WHAT IS ASKED:
Copy out all of the material, matching it word for word.

Data records:
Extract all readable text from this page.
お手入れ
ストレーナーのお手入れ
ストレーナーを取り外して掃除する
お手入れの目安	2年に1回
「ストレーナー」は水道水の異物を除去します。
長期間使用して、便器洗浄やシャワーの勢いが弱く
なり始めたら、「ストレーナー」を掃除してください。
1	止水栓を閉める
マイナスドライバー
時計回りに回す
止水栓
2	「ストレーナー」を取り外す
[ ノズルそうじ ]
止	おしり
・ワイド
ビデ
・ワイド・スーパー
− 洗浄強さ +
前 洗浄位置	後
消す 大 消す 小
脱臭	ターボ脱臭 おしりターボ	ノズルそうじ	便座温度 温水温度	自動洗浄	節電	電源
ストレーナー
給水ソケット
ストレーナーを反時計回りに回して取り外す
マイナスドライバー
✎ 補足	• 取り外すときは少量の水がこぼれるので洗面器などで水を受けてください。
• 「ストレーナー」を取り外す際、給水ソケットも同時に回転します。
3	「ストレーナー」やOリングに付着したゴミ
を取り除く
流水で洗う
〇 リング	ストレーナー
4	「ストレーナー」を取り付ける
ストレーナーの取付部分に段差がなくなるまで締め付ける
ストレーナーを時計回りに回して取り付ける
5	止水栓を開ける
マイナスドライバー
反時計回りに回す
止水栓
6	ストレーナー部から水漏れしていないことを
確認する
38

SOLUTION:
Extract all readable text from this page.
お手入れ
ストレーナーのお手入れ
ストレーナーを取り外して掃除する
お手入れの目安	2年に1回
「ストレーナー」は水道水の異物を除去します。
長期間使用して、便器洗浄やシャワーの勢いが弱く
なり始めたら、「ストレーナー」を掃除してください。
1	止水栓を閉める
マイナスドライバー
時計回りに回す
止水栓
2	「ストレーナー」を取り外す
[ ノズルそうじ ]
止	おしり
・ワイド
ビデ
・ワイド・スーパー
− 洗浄強さ +
前 洗浄位置	後
消す 大 消す 小
脱臭	ターボ脱臭 おしりターボ	ノズルそうじ	便座温度 温水温度	自動洗浄	節電	電源
ストレーナー
給水ソケット
ストレーナーを反時計回りに回して取り外す
マイナスドライバー
✎ 補足	• 取り外すときは少量の水がこぼれるので洗面器などで水を受けてください。
• 「ストレーナー」を取り外す際、給水ソケットも同時に回転します。
3	「ストレーナー」やOリングに付着したゴミ
を取り除く
流水で洗う
〇 リング	ストレーナー
4	「ストレーナー」を取り付ける
ストレーナーの取付部分に段差がなくなるまで締め付ける
ストレーナーを時計回りに回して取り付ける
5	止水栓を開ける
マイナスドライバー
反時計回りに回す
止水栓
6	ストレーナー部から水漏れしていないことを
確認する
38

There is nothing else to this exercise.